** start Given data **

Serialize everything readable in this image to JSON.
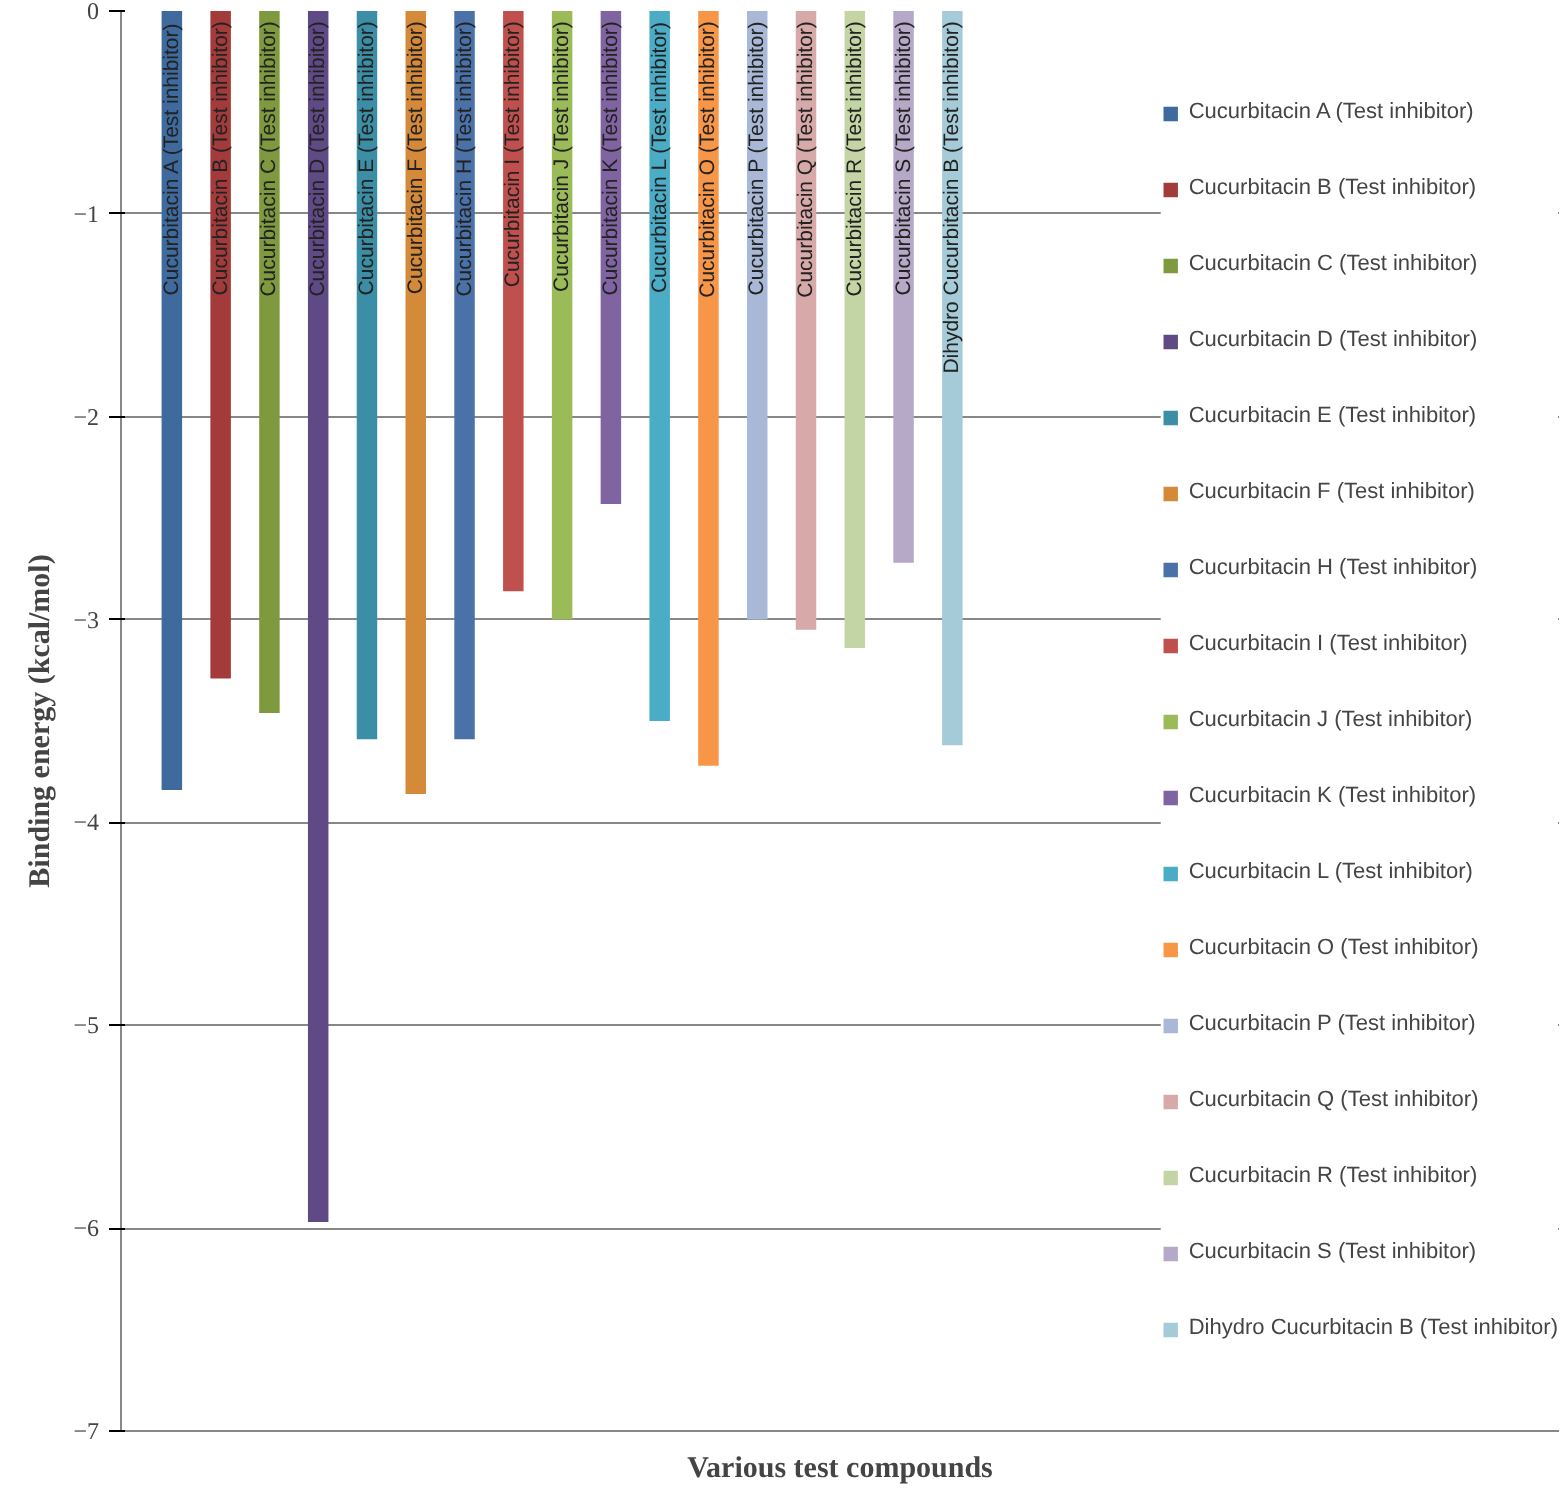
{
  "chart_data": {
    "type": "bar",
    "xlabel": "Various test compounds",
    "ylabel": "Binding energy (kcal/mol)",
    "categories": [
      null
    ],
    "series": [
      {
        "name": "Cucurbitacin A (Test inhibitor)",
        "color": "#3f6a9e",
        "values": [
          -3.84
        ]
      },
      {
        "name": "Cucurbitacin B (Test inhibitor)",
        "color": "#a33b3b",
        "values": [
          -3.29
        ]
      },
      {
        "name": "Cucurbitacin C (Test inhibitor)",
        "color": "#7f9a3e",
        "values": [
          -3.46
        ]
      },
      {
        "name": "Cucurbitacin D (Test inhibitor)",
        "color": "#5f4a86",
        "values": [
          -5.97
        ]
      },
      {
        "name": "Cucurbitacin E (Test inhibitor)",
        "color": "#3b8ea5",
        "values": [
          -3.59
        ]
      },
      {
        "name": "Cucurbitacin F (Test inhibitor)",
        "color": "#d58a3a",
        "values": [
          -3.86
        ]
      },
      {
        "name": "Cucurbitacin H (Test inhibitor)",
        "color": "#4a72a8",
        "values": [
          -3.59
        ]
      },
      {
        "name": "Cucurbitacin I (Test inhibitor)",
        "color": "#c0504d",
        "values": [
          -2.86
        ]
      },
      {
        "name": "Cucurbitacin J (Test inhibitor)",
        "color": "#9bbb59",
        "values": [
          -3.0
        ]
      },
      {
        "name": "Cucurbitacin K (Test inhibitor)",
        "color": "#8064a2",
        "values": [
          -2.43
        ]
      },
      {
        "name": "Cucurbitacin L (Test inhibitor)",
        "color": "#4bacc6",
        "values": [
          -3.5
        ]
      },
      {
        "name": "Cucurbitacin O (Test inhibitor)",
        "color": "#f79646",
        "values": [
          -3.72
        ]
      },
      {
        "name": "Cucurbitacin P (Test inhibitor)",
        "color": "#a9b8d6",
        "values": [
          -3.0
        ]
      },
      {
        "name": "Cucurbitacin Q (Test inhibitor)",
        "color": "#d7a9a9",
        "values": [
          -3.05
        ]
      },
      {
        "name": "Cucurbitacin R (Test inhibitor)",
        "color": "#c3d5a4",
        "values": [
          -3.14
        ]
      },
      {
        "name": "Cucurbitacin S (Test inhibitor)",
        "color": "#b6a9c8",
        "values": [
          -2.72
        ]
      },
      {
        "name": "Dihydro Cucurbitacin B (Test inhibitor)",
        "color": "#a5cbd8",
        "values": [
          -3.62
        ]
      }
    ],
    "ylim": [
      -7,
      0
    ],
    "yticks": [
      0,
      -1,
      -2,
      -3,
      -4,
      -5,
      -6,
      -7
    ],
    "grid": "y",
    "legend": "right",
    "tick_labels": "y"
  }
}
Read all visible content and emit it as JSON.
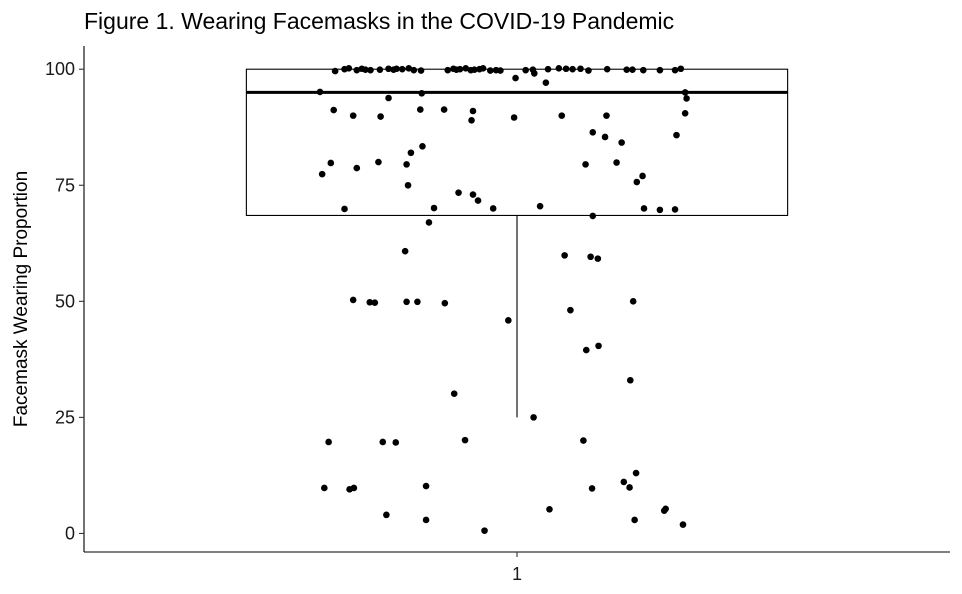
{
  "chart_data": {
    "type": "boxplot",
    "title": "Figure 1. Wearing Facemasks in the COVID-19 Pandemic",
    "xlabel": "",
    "ylabel": "Facemask Wearing Proportion",
    "categories": [
      "1"
    ],
    "ylim": [
      -4,
      105
    ],
    "y_ticks": [
      0,
      25,
      50,
      75,
      100
    ],
    "grid": false,
    "legend": "none",
    "box": {
      "q1": 68.5,
      "median": 95,
      "q3": 100,
      "whisker_low": 25,
      "whisker_high": 100
    },
    "points": [
      {
        "x": 0.727,
        "y": 95.1
      },
      {
        "x": 0.748,
        "y": 99.6
      },
      {
        "x": 0.761,
        "y": 100.0
      },
      {
        "x": 0.767,
        "y": 100.2
      },
      {
        "x": 0.778,
        "y": 99.8
      },
      {
        "x": 0.785,
        "y": 100.1
      },
      {
        "x": 0.79,
        "y": 99.9
      },
      {
        "x": 0.797,
        "y": 99.8
      },
      {
        "x": 0.81,
        "y": 99.9
      },
      {
        "x": 0.822,
        "y": 100.1
      },
      {
        "x": 0.829,
        "y": 99.9
      },
      {
        "x": 0.833,
        "y": 100.1
      },
      {
        "x": 0.841,
        "y": 100.0
      },
      {
        "x": 0.85,
        "y": 100.2
      },
      {
        "x": 0.857,
        "y": 99.8
      },
      {
        "x": 0.867,
        "y": 99.7
      },
      {
        "x": 0.904,
        "y": 99.8
      },
      {
        "x": 0.912,
        "y": 100.1
      },
      {
        "x": 0.916,
        "y": 99.9
      },
      {
        "x": 0.921,
        "y": 100.0
      },
      {
        "x": 0.929,
        "y": 100.2
      },
      {
        "x": 0.936,
        "y": 99.8
      },
      {
        "x": 0.941,
        "y": 99.9
      },
      {
        "x": 0.948,
        "y": 100.0
      },
      {
        "x": 0.953,
        "y": 100.2
      },
      {
        "x": 0.963,
        "y": 99.7
      },
      {
        "x": 0.971,
        "y": 99.8
      },
      {
        "x": 0.977,
        "y": 99.7
      },
      {
        "x": 0.998,
        "y": 98.1
      },
      {
        "x": 1.012,
        "y": 99.8
      },
      {
        "x": 1.022,
        "y": 99.9
      },
      {
        "x": 1.043,
        "y": 100.0
      },
      {
        "x": 1.058,
        "y": 100.2
      },
      {
        "x": 1.068,
        "y": 100.1
      },
      {
        "x": 1.077,
        "y": 100.0
      },
      {
        "x": 1.088,
        "y": 100.1
      },
      {
        "x": 1.099,
        "y": 99.7
      },
      {
        "x": 1.125,
        "y": 100.0
      },
      {
        "x": 1.152,
        "y": 99.9
      },
      {
        "x": 1.16,
        "y": 99.9
      },
      {
        "x": 1.175,
        "y": 99.8
      },
      {
        "x": 1.198,
        "y": 99.8
      },
      {
        "x": 1.219,
        "y": 99.8
      },
      {
        "x": 1.227,
        "y": 100.1
      },
      {
        "x": 1.04,
        "y": 97.1
      },
      {
        "x": 0.746,
        "y": 91.2
      },
      {
        "x": 0.773,
        "y": 90.0
      },
      {
        "x": 0.811,
        "y": 89.8
      },
      {
        "x": 0.822,
        "y": 93.8
      },
      {
        "x": 0.866,
        "y": 91.3
      },
      {
        "x": 0.899,
        "y": 91.3
      },
      {
        "x": 0.937,
        "y": 89.0
      },
      {
        "x": 0.939,
        "y": 91.0
      },
      {
        "x": 0.996,
        "y": 89.6
      },
      {
        "x": 1.062,
        "y": 90.0
      },
      {
        "x": 1.124,
        "y": 90.0
      },
      {
        "x": 1.233,
        "y": 95.0
      },
      {
        "x": 1.235,
        "y": 93.7
      },
      {
        "x": 1.233,
        "y": 90.5
      },
      {
        "x": 0.868,
        "y": 94.8
      },
      {
        "x": 1.024,
        "y": 99.1
      },
      {
        "x": 1.221,
        "y": 85.8
      },
      {
        "x": 1.145,
        "y": 84.2
      },
      {
        "x": 1.122,
        "y": 85.4
      },
      {
        "x": 1.095,
        "y": 79.5
      },
      {
        "x": 0.742,
        "y": 79.8
      },
      {
        "x": 0.778,
        "y": 78.7
      },
      {
        "x": 0.73,
        "y": 77.4
      },
      {
        "x": 0.808,
        "y": 80.0
      },
      {
        "x": 0.847,
        "y": 79.5
      },
      {
        "x": 0.853,
        "y": 82.0
      },
      {
        "x": 0.869,
        "y": 83.4
      },
      {
        "x": 0.849,
        "y": 75.0
      },
      {
        "x": 1.105,
        "y": 86.4
      },
      {
        "x": 1.138,
        "y": 79.9
      },
      {
        "x": 1.166,
        "y": 75.7
      },
      {
        "x": 1.174,
        "y": 77.0
      },
      {
        "x": 0.761,
        "y": 69.9
      },
      {
        "x": 0.885,
        "y": 70.1
      },
      {
        "x": 0.919,
        "y": 73.4
      },
      {
        "x": 0.939,
        "y": 73.0
      },
      {
        "x": 0.946,
        "y": 71.7
      },
      {
        "x": 0.967,
        "y": 70.0
      },
      {
        "x": 1.032,
        "y": 70.5
      },
      {
        "x": 1.176,
        "y": 70.0
      },
      {
        "x": 1.198,
        "y": 69.7
      },
      {
        "x": 1.219,
        "y": 69.8
      },
      {
        "x": 1.105,
        "y": 68.4
      },
      {
        "x": 0.878,
        "y": 67.0
      },
      {
        "x": 0.845,
        "y": 60.8
      },
      {
        "x": 1.066,
        "y": 59.9
      },
      {
        "x": 1.102,
        "y": 59.6
      },
      {
        "x": 1.112,
        "y": 59.2
      },
      {
        "x": 0.773,
        "y": 50.3
      },
      {
        "x": 0.796,
        "y": 49.8
      },
      {
        "x": 0.803,
        "y": 49.7
      },
      {
        "x": 0.847,
        "y": 49.9
      },
      {
        "x": 0.862,
        "y": 49.9
      },
      {
        "x": 0.9,
        "y": 49.6
      },
      {
        "x": 0.988,
        "y": 45.9
      },
      {
        "x": 1.074,
        "y": 48.1
      },
      {
        "x": 1.096,
        "y": 39.5
      },
      {
        "x": 1.113,
        "y": 40.4
      },
      {
        "x": 1.161,
        "y": 50.0
      },
      {
        "x": 0.913,
        "y": 30.1
      },
      {
        "x": 1.157,
        "y": 33.0
      },
      {
        "x": 0.739,
        "y": 19.7
      },
      {
        "x": 0.814,
        "y": 19.7
      },
      {
        "x": 0.832,
        "y": 19.6
      },
      {
        "x": 0.928,
        "y": 20.1
      },
      {
        "x": 1.023,
        "y": 25.0
      },
      {
        "x": 1.092,
        "y": 20.0
      },
      {
        "x": 0.733,
        "y": 9.8
      },
      {
        "x": 0.768,
        "y": 9.5
      },
      {
        "x": 0.774,
        "y": 9.8
      },
      {
        "x": 0.819,
        "y": 4.0
      },
      {
        "x": 0.874,
        "y": 10.2
      },
      {
        "x": 0.874,
        "y": 2.9
      },
      {
        "x": 0.955,
        "y": 0.6
      },
      {
        "x": 1.045,
        "y": 5.2
      },
      {
        "x": 1.104,
        "y": 9.7
      },
      {
        "x": 1.156,
        "y": 9.9
      },
      {
        "x": 1.148,
        "y": 11.1
      },
      {
        "x": 1.165,
        "y": 13.0
      },
      {
        "x": 1.163,
        "y": 2.9
      },
      {
        "x": 1.204,
        "y": 4.9
      },
      {
        "x": 1.206,
        "y": 5.3
      },
      {
        "x": 1.23,
        "y": 1.9
      }
    ]
  }
}
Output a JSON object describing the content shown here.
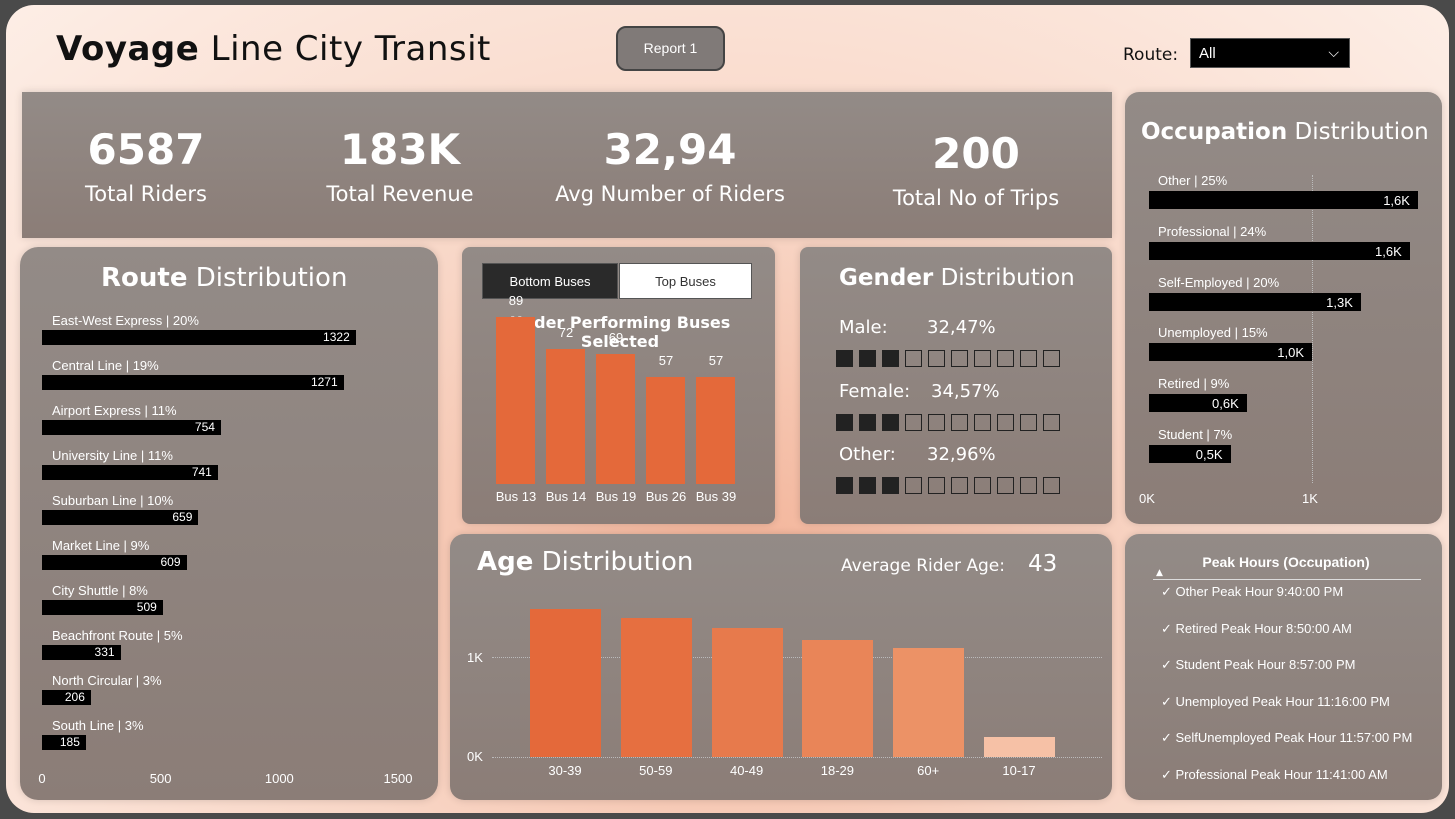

** end Given data **

[Exercise details]: Using the entries above, find all lines with "JSON". Copy them.

[Output]:
Serialize everything readable in this image to JSON.
Read all visible content and emit it as JSON.
Output a JSON object describing the content shown here.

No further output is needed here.